-- Listed entries start --

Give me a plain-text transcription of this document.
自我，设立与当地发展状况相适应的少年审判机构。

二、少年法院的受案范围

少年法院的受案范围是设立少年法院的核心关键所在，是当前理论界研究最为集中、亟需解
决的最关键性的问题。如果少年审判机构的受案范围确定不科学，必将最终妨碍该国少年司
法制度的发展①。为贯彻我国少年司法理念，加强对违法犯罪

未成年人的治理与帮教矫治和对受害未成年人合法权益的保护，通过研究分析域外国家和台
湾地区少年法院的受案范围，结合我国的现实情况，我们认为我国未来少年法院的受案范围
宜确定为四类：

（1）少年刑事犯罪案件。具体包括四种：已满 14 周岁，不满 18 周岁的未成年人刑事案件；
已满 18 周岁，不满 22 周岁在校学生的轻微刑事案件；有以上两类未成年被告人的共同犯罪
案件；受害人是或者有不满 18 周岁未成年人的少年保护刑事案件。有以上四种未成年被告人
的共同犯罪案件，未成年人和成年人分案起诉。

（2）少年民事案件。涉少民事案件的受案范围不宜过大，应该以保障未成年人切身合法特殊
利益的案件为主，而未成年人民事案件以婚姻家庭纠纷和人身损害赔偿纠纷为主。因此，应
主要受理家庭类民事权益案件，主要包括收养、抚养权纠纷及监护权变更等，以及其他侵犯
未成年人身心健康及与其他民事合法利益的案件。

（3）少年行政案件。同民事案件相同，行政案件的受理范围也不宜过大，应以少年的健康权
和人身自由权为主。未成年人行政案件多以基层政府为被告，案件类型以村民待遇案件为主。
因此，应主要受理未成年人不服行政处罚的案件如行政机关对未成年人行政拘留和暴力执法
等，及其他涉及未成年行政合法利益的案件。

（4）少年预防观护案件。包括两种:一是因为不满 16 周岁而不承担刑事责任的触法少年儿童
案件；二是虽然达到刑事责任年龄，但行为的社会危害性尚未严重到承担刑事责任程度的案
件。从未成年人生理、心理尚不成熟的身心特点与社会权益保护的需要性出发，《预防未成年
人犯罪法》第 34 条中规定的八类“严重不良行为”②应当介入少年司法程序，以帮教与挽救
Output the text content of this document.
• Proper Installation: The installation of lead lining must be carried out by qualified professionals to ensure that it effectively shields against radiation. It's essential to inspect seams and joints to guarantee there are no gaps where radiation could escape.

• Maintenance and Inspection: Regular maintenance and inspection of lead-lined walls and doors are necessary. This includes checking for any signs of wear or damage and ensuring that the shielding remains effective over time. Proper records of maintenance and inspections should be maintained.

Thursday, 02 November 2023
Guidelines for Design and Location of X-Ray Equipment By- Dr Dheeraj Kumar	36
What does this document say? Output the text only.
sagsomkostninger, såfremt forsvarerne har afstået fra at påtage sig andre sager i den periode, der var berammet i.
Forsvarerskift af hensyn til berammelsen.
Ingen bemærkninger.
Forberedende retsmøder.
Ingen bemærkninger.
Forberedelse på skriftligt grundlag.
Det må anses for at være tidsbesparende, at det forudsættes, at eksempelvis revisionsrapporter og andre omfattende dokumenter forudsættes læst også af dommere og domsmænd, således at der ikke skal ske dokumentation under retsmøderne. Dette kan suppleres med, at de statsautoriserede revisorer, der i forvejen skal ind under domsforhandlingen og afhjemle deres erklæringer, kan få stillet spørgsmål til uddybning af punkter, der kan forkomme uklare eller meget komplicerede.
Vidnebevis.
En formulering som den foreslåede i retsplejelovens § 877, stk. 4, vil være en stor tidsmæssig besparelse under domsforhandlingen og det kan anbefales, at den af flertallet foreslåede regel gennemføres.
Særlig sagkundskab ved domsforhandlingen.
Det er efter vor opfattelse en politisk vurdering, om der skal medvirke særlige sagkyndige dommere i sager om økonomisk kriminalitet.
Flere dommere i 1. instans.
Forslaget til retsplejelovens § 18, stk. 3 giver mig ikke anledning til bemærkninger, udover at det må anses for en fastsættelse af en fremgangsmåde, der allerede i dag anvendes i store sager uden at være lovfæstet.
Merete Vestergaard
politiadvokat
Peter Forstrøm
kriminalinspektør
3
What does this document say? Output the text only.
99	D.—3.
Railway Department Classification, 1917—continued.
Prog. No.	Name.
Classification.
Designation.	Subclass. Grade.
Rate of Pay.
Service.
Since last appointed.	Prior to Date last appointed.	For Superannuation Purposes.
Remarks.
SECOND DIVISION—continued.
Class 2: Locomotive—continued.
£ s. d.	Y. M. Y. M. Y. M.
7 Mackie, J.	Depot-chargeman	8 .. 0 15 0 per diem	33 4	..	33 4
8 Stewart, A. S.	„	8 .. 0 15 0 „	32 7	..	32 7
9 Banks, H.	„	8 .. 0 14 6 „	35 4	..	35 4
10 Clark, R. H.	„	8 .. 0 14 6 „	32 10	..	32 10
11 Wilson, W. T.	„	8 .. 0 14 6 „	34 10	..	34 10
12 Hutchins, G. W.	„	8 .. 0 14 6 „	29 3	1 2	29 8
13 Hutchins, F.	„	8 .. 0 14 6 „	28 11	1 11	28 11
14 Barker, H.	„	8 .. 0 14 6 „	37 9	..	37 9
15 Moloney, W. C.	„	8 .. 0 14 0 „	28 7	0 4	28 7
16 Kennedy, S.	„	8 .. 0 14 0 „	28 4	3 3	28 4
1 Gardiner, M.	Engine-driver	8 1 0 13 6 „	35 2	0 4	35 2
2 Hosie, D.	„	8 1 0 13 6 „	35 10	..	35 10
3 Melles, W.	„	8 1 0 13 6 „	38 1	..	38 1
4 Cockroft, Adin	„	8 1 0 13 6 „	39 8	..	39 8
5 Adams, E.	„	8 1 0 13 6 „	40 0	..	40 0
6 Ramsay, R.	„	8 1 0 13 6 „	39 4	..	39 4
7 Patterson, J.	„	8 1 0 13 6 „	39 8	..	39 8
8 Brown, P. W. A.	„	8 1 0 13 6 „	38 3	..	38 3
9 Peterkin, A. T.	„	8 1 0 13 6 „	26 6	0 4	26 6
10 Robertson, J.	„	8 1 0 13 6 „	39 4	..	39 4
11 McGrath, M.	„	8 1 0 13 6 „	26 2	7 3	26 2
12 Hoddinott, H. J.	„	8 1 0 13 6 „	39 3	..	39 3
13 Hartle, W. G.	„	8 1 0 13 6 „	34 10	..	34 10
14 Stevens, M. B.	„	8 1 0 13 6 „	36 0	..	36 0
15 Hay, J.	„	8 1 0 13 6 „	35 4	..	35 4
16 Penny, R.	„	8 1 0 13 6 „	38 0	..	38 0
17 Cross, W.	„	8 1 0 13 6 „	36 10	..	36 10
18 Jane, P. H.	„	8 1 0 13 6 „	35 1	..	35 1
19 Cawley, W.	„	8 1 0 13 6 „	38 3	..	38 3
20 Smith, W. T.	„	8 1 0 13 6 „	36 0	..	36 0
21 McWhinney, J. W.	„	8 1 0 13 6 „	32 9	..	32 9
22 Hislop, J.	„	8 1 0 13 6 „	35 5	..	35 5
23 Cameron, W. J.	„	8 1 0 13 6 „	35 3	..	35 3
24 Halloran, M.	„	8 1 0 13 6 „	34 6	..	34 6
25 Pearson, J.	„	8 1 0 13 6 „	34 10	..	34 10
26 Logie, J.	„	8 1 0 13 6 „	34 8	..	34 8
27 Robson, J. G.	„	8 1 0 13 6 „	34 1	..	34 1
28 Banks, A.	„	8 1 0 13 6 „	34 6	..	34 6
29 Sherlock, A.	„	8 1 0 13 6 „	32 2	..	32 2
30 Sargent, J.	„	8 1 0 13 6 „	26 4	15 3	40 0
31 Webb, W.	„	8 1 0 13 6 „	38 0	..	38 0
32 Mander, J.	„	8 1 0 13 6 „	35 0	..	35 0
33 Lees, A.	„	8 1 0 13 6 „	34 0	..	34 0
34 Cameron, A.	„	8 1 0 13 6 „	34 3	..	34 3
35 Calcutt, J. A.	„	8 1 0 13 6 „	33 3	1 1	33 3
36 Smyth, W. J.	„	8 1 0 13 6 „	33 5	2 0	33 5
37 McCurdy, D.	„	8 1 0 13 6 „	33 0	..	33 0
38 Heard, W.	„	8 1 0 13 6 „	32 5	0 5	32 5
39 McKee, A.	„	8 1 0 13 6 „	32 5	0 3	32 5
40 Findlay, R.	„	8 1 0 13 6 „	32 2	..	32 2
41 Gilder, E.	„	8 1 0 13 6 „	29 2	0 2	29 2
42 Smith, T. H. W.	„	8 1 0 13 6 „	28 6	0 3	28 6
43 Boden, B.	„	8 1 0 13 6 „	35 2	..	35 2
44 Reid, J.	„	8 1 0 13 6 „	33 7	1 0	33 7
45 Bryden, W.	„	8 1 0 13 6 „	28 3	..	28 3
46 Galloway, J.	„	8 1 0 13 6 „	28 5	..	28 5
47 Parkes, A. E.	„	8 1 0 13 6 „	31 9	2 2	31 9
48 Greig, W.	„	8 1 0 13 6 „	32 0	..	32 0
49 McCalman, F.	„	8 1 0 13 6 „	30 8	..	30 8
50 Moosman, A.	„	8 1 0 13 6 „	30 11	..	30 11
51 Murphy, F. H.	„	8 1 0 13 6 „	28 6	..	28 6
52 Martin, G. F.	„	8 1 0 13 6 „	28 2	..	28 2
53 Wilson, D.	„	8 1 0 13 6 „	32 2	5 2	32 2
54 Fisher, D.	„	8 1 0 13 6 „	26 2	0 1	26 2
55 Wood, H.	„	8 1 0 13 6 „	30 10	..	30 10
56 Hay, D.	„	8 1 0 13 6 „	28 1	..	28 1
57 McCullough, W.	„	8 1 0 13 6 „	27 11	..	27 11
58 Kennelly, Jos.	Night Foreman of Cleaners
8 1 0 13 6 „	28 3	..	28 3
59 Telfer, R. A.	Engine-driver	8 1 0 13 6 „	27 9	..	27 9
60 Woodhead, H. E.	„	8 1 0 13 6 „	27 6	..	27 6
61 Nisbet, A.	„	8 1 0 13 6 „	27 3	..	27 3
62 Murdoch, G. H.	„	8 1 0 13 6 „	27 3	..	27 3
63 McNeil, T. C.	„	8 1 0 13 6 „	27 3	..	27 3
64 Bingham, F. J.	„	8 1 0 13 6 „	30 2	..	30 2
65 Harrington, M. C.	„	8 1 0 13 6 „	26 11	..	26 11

-- Listed entries end --

- **Given instruction**
Count every line in the listing above that holds "ikke", then report only the count.

- **Result**
2